(Data items)
....................

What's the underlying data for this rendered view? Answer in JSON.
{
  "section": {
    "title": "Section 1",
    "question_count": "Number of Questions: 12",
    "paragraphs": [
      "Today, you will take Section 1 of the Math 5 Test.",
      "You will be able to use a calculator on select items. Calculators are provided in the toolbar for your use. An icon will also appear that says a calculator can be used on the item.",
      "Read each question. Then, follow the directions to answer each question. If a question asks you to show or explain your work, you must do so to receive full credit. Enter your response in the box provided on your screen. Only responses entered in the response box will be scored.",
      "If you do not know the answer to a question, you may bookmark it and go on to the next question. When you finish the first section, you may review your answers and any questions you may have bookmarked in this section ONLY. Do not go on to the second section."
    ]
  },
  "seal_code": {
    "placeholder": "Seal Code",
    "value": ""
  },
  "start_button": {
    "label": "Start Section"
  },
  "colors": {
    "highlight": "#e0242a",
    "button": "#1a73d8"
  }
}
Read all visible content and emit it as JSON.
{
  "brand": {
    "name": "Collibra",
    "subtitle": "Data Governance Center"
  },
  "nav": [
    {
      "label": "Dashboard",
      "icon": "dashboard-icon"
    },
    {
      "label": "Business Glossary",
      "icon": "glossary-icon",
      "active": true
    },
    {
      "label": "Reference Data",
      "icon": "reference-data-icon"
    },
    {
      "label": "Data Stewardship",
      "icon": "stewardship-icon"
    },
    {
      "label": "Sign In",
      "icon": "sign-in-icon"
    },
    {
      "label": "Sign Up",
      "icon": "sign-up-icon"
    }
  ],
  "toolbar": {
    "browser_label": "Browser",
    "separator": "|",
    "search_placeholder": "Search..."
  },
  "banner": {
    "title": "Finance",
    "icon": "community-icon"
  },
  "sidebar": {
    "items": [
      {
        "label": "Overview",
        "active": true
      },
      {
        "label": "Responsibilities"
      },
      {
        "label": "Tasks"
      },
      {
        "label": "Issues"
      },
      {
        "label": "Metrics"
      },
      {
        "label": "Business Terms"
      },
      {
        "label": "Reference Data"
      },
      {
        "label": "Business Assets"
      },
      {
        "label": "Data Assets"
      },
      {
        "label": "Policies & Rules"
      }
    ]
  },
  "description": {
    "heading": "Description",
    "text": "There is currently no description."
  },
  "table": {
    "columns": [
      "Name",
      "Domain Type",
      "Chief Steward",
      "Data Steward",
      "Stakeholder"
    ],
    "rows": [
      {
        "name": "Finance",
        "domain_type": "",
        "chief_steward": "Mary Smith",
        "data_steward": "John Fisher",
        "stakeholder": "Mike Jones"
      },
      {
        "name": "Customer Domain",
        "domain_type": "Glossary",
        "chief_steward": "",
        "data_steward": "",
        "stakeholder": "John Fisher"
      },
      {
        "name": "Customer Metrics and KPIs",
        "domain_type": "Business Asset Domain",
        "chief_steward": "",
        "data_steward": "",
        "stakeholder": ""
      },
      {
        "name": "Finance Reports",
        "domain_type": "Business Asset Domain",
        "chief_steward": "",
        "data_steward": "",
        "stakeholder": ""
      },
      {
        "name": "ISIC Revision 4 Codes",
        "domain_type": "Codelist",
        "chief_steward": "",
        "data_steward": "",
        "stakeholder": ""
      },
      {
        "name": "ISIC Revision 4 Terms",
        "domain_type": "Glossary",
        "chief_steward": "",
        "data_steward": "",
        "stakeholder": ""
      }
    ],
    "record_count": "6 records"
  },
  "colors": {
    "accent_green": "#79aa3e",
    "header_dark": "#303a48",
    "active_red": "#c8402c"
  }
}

....................

From the entries, copy out each line containing the word "Fisher".

--- Solution ---
        "data_steward": "John Fisher",
        "stakeholder": "John Fisher"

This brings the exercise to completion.